§ Rows from a dataset:
----------------

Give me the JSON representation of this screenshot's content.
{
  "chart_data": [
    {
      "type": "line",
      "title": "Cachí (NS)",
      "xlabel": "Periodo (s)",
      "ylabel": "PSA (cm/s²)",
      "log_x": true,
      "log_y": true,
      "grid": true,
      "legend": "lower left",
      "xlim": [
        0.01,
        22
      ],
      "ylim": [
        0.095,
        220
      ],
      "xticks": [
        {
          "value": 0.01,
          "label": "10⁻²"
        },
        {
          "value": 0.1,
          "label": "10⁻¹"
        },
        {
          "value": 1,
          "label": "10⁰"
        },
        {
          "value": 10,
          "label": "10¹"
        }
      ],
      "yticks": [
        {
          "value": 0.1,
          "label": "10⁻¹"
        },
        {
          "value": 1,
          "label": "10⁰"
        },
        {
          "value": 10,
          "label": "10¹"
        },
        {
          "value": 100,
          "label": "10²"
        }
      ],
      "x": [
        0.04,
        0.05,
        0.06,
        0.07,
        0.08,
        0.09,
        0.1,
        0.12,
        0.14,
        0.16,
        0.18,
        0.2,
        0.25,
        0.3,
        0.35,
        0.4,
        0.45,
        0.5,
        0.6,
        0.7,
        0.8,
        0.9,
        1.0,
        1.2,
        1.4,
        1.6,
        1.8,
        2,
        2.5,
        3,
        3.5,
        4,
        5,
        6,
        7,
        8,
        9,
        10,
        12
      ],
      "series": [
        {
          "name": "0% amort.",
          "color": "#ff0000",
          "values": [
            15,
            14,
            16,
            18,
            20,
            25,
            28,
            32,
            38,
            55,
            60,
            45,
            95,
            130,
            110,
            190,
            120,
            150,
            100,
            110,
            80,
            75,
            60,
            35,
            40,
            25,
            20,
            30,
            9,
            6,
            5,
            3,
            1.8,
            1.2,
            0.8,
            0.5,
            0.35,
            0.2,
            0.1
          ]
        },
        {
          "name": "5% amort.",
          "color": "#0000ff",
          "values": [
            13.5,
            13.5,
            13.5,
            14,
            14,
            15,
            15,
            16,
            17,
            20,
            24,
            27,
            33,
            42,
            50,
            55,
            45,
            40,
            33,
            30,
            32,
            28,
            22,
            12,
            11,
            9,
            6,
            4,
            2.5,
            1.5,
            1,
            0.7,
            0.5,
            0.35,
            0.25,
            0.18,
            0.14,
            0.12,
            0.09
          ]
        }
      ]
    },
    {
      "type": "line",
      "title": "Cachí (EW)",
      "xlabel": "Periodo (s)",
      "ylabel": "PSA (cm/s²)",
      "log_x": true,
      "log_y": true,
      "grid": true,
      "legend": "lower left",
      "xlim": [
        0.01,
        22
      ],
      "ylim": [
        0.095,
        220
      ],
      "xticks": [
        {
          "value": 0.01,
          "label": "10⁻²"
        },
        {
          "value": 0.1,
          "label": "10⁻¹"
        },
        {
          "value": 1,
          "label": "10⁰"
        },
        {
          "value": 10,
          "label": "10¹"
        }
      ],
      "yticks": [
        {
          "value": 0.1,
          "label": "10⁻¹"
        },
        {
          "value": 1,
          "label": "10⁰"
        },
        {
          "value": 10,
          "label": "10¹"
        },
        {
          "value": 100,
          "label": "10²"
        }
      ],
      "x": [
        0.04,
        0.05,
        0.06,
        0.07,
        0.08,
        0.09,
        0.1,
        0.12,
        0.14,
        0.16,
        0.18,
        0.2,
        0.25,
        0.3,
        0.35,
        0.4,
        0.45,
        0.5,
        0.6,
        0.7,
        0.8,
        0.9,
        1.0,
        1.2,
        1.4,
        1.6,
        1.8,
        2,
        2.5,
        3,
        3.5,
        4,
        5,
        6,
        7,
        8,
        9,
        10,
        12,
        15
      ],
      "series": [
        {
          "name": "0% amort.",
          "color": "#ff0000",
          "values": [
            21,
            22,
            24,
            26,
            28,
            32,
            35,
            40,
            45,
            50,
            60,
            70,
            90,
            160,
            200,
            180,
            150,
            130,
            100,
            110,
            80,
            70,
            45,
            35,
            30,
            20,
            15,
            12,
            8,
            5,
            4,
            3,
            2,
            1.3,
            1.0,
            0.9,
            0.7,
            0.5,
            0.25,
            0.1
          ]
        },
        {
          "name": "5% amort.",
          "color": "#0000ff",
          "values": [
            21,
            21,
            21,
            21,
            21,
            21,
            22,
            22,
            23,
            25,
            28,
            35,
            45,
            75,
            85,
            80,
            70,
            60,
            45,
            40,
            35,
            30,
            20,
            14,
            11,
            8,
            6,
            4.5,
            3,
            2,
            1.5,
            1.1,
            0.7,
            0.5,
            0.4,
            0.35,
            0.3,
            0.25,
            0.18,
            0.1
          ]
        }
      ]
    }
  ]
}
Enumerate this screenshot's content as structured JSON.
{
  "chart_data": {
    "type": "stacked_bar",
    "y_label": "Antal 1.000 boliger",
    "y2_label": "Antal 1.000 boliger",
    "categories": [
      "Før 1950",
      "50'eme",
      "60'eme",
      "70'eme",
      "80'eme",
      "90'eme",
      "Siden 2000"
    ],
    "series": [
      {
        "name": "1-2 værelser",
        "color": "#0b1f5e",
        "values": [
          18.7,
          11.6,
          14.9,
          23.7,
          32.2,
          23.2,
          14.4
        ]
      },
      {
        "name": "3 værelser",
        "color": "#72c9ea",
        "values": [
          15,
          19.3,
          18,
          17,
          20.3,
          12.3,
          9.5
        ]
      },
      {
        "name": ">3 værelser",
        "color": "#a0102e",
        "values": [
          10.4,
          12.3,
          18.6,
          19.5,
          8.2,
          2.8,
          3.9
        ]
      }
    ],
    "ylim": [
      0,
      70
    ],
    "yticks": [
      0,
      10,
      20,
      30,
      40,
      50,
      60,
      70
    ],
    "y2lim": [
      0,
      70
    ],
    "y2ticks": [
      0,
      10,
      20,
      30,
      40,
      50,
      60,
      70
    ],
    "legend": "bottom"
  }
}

----------------

§ Written problem:
Please set down all the data word for word.

§ Full response:
Give me the JSON representation of this screenshot's content.
{
  "chart_data": [
    {
      "type": "line",
      "title": "Cachí (NS)",
      "xlabel": "Periodo (s)",
      "ylabel": "PSA (cm/s²)",
      "log_x": true,
      "log_y": true,
      "grid": true,
      "legend": "lower left",
      "xlim": [
        0.01,
        22
      ],
      "ylim": [
        0.095,
        220
      ],
      "xticks": [
        {
          "value": 0.01,
          "label": "10⁻²"
        },
        {
          "value": 0.1,
          "label": "10⁻¹"
        },
        {
          "value": 1,
          "label": "10⁰"
        },
        {
          "value": 10,
          "label": "10¹"
        }
      ],
      "yticks": [
        {
          "value": 0.1,
          "label": "10⁻¹"
        },
        {
          "value": 1,
          "label": "10⁰"
        },
        {
          "value": 10,
          "label": "10¹"
        },
        {
          "value": 100,
          "label": "10²"
        }
      ],
      "x": [
        0.04,
        0.05,
        0.06,
        0.07,
        0.08,
        0.09,
        0.1,
        0.12,
        0.14,
        0.16,
        0.18,
        0.2,
        0.25,
        0.3,
        0.35,
        0.4,
        0.45,
        0.5,
        0.6,
        0.7,
        0.8,
        0.9,
        1.0,
        1.2,
        1.4,
        1.6,
        1.8,
        2,
        2.5,
        3,
        3.5,
        4,
        5,
        6,
        7,
        8,
        9,
        10,
        12
      ],
      "series": [
        {
          "name": "0% amort.",
          "color": "#ff0000",
          "values": [
            15,
            14,
            16,
            18,
            20,
            25,
            28,
            32,
            38,
            55,
            60,
            45,
            95,
            130,
            110,
            190,
            120,
            150,
            100,
            110,
            80,
            75,
            60,
            35,
            40,
            25,
            20,
            30,
            9,
            6,
            5,
            3,
            1.8,
            1.2,
            0.8,
            0.5,
            0.35,
            0.2,
            0.1
          ]
        },
        {
          "name": "5% amort.",
          "color": "#0000ff",
          "values": [
            13.5,
            13.5,
            13.5,
            14,
            14,
            15,
            15,
            16,
            17,
            20,
            24,
            27,
            33,
            42,
            50,
            55,
            45,
            40,
            33,
            30,
            32,
            28,
            22,
            12,
            11,
            9,
            6,
            4,
            2.5,
            1.5,
            1,
            0.7,
            0.5,
            0.35,
            0.25,
            0.18,
            0.14,
            0.12,
            0.09
          ]
        }
      ]
    },
    {
      "type": "line",
      "title": "Cachí (EW)",
      "xlabel": "Periodo (s)",
      "ylabel": "PSA (cm/s²)",
      "log_x": true,
      "log_y": true,
      "grid": true,
      "legend": "lower left",
      "xlim": [
        0.01,
        22
      ],
      "ylim": [
        0.095,
        220
      ],
      "xticks": [
        {
          "value": 0.01,
          "label": "10⁻²"
        },
        {
          "value": 0.1,
          "label": "10⁻¹"
        },
        {
          "value": 1,
          "label": "10⁰"
        },
        {
          "value": 10,
          "label": "10¹"
        }
      ],
      "yticks": [
        {
          "value": 0.1,
          "label": "10⁻¹"
        },
        {
          "value": 1,
          "label": "10⁰"
        },
        {
          "value": 10,
          "label": "10¹"
        },
        {
          "value": 100,
          "label": "10²"
        }
      ],
      "x": [
        0.04,
        0.05,
        0.06,
        0.07,
        0.08,
        0.09,
        0.1,
        0.12,
        0.14,
        0.16,
        0.18,
        0.2,
        0.25,
        0.3,
        0.35,
        0.4,
        0.45,
        0.5,
        0.6,
        0.7,
        0.8,
        0.9,
        1.0,
        1.2,
        1.4,
        1.6,
        1.8,
        2,
        2.5,
        3,
        3.5,
        4,
        5,
        6,
        7,
        8,
        9,
        10,
        12,
        15
      ],
      "series": [
        {
          "name": "0% amort.",
          "color": "#ff0000",
          "values": [
            21,
            22,
            24,
            26,
            28,
            32,
            35,
            40,
            45,
            50,
            60,
            70,
            90,
            160,
            200,
            180,
            150,
            130,
            100,
            110,
            80,
            70,
            45,
            35,
            30,
            20,
            15,
            12,
            8,
            5,
            4,
            3,
            2,
            1.3,
            1.0,
            0.9,
            0.7,
            0.5,
            0.25,
            0.1
          ]
        },
        {
          "name": "5% amort.",
          "color": "#0000ff",
          "values": [
            21,
            21,
            21,
            21,
            21,
            21,
            22,
            22,
            23,
            25,
            28,
            35,
            45,
            75,
            85,
            80,
            70,
            60,
            45,
            40,
            35,
            30,
            20,
            14,
            11,
            8,
            6,
            4.5,
            3,
            2,
            1.5,
            1.1,
            0.7,
            0.5,
            0.4,
            0.35,
            0.3,
            0.25,
            0.18,
            0.1
          ]
        }
      ]
    }
  ]
}
Enumerate this screenshot's content as structured JSON.
{
  "chart_data": {
    "type": "stacked_bar",
    "y_label": "Antal 1.000 boliger",
    "y2_label": "Antal 1.000 boliger",
    "categories": [
      "Før 1950",
      "50'eme",
      "60'eme",
      "70'eme",
      "80'eme",
      "90'eme",
      "Siden 2000"
    ],
    "series": [
      {
        "name": "1-2 værelser",
        "color": "#0b1f5e",
        "values": [
          18.7,
          11.6,
          14.9,
          23.7,
          32.2,
          23.2,
          14.4
        ]
      },
      {
        "name": "3 værelser",
        "color": "#72c9ea",
        "values": [
          15,
          19.3,
          18,
          17,
          20.3,
          12.3,
          9.5
        ]
      },
      {
        "name": ">3 værelser",
        "color": "#a0102e",
        "values": [
          10.4,
          12.3,
          18.6,
          19.5,
          8.2,
          2.8,
          3.9
        ]
      }
    ],
    "ylim": [
      0,
      70
    ],
    "yticks": [
      0,
      10,
      20,
      30,
      40,
      50,
      60,
      70
    ],
    "y2lim": [
      0,
      70
    ],
    "y2ticks": [
      0,
      10,
      20,
      30,
      40,
      50,
      60,
      70
    ],
    "legend": "bottom"
  }
}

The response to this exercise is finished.